### Data shown
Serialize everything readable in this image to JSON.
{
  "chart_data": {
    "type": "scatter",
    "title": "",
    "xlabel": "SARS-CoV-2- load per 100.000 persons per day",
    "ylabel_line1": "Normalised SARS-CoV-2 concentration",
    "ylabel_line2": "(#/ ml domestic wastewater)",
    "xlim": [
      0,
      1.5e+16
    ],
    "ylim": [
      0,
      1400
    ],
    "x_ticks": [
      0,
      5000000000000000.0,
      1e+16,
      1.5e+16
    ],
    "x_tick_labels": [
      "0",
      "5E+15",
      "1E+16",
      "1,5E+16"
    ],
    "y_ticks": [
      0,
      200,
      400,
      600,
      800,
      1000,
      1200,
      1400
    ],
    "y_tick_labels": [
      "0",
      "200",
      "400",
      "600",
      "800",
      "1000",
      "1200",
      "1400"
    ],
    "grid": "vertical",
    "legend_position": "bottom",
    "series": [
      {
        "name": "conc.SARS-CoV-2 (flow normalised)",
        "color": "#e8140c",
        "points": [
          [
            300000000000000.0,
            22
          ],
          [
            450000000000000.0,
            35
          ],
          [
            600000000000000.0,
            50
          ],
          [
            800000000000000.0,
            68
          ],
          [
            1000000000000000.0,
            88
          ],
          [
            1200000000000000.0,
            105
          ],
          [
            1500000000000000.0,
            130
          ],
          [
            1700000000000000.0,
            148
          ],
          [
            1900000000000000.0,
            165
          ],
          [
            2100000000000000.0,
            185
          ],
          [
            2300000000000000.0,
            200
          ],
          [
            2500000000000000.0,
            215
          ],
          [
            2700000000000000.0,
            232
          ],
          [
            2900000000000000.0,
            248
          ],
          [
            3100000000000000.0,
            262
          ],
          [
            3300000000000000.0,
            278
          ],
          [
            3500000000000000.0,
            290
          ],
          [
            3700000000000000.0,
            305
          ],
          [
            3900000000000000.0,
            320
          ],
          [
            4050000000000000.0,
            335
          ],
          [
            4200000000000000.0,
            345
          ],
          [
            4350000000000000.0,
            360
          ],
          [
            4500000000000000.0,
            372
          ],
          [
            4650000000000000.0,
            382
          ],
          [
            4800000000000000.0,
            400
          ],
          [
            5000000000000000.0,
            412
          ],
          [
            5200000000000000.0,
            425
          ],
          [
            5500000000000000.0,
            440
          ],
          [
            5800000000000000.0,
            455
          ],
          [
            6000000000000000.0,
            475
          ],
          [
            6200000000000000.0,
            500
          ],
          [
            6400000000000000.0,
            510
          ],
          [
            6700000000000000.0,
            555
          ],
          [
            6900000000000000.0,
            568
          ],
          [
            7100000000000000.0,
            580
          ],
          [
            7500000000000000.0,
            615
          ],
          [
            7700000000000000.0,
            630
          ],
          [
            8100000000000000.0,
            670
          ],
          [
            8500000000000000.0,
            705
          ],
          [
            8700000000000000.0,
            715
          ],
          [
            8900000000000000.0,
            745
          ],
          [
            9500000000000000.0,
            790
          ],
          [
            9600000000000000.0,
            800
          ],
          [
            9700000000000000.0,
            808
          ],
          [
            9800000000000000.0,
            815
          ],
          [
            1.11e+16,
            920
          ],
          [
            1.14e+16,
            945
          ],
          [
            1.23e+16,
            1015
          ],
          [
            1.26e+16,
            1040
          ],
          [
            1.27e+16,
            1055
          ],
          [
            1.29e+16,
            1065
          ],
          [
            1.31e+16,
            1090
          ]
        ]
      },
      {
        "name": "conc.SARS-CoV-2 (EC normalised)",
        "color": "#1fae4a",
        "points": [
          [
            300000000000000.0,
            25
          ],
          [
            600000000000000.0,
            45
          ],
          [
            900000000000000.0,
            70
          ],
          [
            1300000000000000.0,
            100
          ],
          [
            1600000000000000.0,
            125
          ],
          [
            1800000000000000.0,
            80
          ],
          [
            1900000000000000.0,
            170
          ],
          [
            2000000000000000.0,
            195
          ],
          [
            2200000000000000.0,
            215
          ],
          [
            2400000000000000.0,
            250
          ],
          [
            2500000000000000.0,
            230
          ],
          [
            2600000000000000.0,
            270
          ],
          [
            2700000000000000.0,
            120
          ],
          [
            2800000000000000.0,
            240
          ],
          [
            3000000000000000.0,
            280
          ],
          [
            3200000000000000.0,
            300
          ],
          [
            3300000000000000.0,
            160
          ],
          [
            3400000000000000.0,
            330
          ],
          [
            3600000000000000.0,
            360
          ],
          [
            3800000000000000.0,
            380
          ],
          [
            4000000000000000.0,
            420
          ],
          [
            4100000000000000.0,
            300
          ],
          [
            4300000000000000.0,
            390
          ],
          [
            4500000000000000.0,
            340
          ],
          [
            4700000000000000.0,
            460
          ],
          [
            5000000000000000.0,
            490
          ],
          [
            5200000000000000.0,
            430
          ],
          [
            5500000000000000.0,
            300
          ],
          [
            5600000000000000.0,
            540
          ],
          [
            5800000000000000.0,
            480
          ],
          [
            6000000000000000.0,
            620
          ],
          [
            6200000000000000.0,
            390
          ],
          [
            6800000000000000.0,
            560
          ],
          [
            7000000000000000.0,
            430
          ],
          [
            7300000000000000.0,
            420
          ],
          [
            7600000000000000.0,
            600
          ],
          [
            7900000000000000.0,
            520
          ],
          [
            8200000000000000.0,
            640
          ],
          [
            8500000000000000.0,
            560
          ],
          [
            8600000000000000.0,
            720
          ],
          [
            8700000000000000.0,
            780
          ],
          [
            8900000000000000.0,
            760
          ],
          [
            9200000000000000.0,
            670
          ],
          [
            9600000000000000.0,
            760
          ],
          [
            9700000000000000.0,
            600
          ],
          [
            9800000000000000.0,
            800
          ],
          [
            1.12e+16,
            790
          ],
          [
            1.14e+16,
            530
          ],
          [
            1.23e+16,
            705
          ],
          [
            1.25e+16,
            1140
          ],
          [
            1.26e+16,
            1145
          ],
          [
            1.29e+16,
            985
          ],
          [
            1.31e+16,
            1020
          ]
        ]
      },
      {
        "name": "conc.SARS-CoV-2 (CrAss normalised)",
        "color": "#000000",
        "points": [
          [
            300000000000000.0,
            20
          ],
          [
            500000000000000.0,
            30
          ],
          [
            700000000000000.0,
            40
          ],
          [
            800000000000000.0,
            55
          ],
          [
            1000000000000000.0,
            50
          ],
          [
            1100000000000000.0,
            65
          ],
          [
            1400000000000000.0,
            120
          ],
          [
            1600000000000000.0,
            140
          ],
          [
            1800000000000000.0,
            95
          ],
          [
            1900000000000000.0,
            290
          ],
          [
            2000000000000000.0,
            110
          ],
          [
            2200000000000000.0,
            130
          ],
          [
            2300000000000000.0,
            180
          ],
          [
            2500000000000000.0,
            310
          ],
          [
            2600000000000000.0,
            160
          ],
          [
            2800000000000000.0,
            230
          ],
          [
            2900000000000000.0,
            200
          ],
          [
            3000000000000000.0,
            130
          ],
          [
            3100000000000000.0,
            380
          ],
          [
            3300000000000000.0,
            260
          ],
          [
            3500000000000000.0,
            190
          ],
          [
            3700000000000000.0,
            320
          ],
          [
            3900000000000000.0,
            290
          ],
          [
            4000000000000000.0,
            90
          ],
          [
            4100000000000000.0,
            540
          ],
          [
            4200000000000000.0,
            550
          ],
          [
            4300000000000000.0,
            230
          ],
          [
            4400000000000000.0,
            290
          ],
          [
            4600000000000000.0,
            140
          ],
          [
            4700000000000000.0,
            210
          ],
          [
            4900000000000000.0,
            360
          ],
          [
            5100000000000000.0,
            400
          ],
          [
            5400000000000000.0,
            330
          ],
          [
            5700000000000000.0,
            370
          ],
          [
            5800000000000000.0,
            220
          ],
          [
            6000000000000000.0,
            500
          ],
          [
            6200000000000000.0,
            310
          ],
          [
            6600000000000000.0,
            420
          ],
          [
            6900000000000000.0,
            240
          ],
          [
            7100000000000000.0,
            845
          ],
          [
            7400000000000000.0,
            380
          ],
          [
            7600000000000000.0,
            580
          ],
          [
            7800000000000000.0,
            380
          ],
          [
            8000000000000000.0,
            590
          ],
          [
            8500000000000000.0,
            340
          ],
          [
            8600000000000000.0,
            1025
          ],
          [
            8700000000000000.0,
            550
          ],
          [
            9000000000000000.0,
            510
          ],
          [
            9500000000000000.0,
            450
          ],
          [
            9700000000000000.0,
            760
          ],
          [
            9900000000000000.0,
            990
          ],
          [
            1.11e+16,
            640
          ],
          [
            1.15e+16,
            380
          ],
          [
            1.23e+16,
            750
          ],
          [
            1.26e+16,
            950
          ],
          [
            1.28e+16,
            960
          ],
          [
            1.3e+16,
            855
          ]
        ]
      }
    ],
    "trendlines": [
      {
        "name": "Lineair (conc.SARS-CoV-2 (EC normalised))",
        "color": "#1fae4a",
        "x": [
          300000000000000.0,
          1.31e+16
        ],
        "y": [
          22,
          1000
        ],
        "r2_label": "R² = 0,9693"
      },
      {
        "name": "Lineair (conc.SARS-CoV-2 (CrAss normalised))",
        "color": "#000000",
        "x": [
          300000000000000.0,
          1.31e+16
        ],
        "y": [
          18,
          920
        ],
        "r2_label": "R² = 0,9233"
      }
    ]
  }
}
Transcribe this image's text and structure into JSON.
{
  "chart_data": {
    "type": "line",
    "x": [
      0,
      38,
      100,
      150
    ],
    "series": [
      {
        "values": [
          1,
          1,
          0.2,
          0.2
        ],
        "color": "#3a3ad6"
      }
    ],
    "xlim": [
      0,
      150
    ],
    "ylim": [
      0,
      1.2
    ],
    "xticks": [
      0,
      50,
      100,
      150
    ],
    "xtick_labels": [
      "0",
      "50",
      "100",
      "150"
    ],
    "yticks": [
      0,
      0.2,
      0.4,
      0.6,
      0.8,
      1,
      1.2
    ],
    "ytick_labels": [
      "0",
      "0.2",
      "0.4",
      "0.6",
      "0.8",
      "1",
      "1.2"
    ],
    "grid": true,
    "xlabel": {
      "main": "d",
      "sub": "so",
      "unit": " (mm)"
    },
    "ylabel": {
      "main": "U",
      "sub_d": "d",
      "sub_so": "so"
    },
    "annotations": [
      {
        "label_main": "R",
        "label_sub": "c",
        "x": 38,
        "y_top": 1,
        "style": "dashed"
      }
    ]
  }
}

### The request
Copy each line above containing the string "CrAss".

### Answer to the task
        "name": "conc.SARS-CoV-2 (CrAss normalised)",
        "name": "Lineair (conc.SARS-CoV-2 (CrAss normalised))",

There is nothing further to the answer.